List each line of the data that holds the word "desc".

*** DATA EXTRACT

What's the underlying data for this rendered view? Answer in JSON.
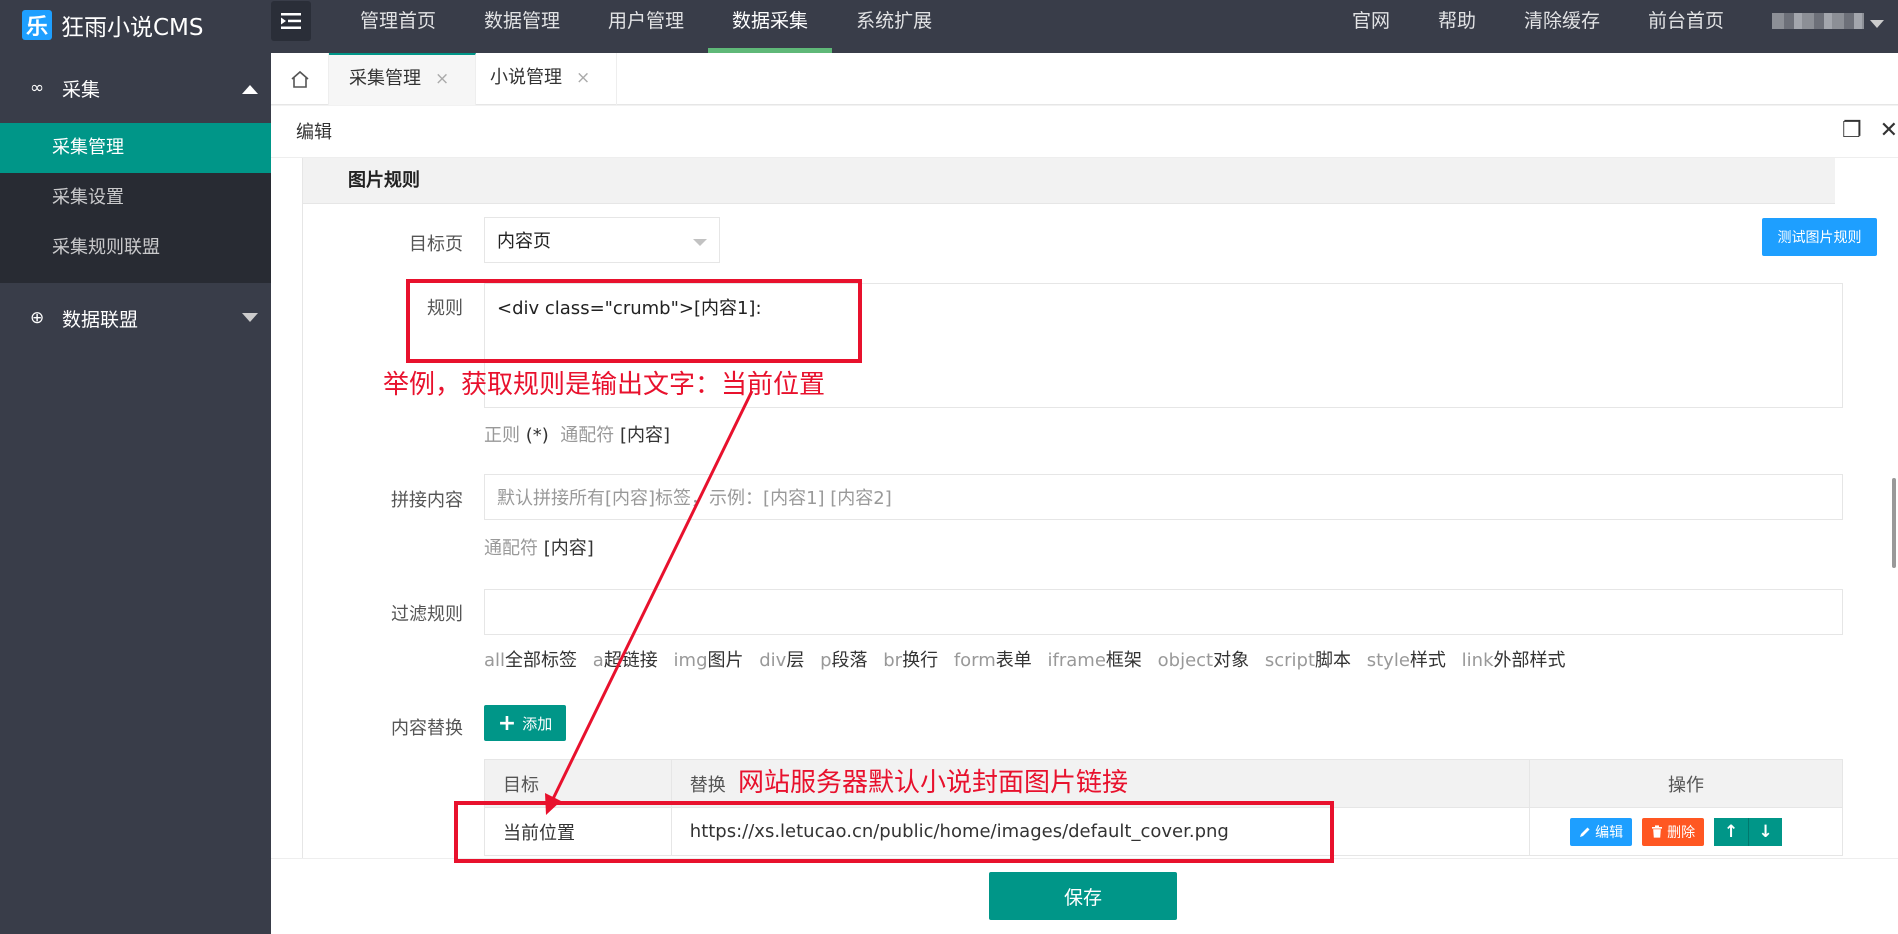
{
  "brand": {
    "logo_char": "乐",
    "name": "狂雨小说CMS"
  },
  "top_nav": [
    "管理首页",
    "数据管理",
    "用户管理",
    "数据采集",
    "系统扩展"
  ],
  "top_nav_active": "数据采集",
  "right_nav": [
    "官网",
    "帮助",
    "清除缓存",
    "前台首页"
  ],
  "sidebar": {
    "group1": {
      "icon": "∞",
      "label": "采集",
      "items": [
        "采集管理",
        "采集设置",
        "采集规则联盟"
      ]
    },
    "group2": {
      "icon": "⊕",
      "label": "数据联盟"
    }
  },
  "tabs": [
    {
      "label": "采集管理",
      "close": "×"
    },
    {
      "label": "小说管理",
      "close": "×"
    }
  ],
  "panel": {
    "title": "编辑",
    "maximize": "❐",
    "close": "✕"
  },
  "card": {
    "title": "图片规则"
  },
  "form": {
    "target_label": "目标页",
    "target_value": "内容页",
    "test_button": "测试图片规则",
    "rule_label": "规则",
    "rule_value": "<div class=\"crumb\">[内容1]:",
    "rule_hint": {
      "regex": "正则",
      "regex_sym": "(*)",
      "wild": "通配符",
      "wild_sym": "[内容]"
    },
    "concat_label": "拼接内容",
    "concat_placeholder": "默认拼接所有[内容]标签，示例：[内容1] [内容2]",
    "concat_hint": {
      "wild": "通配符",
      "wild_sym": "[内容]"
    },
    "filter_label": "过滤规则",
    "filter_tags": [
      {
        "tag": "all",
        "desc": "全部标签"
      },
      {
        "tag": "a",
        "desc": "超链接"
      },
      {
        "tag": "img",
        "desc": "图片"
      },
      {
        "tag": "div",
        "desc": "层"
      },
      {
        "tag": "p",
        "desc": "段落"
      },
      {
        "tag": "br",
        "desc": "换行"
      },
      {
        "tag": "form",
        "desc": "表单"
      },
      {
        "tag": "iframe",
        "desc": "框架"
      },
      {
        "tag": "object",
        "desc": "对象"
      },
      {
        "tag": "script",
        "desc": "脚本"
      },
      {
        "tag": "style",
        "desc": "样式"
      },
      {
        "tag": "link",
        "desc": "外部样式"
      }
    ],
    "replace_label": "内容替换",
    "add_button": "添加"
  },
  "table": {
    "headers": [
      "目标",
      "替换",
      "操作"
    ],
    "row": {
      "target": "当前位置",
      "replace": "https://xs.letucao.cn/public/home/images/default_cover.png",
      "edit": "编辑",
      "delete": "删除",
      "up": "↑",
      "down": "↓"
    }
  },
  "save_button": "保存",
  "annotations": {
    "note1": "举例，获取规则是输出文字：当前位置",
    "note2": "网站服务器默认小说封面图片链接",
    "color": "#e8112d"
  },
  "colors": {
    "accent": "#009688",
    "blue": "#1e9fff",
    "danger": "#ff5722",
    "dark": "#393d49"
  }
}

******

FULL OUTPUT –
        "desc": "全部标签"
        "desc": "超链接"
        "desc": "图片"
        "desc": "层"
        "desc": "段落"
        "desc": "换行"
        "desc": "表单"
        "desc": "框架"
        "desc": "对象"
        "desc": "脚本"
        "desc": "样式"
        "desc": "外部样式"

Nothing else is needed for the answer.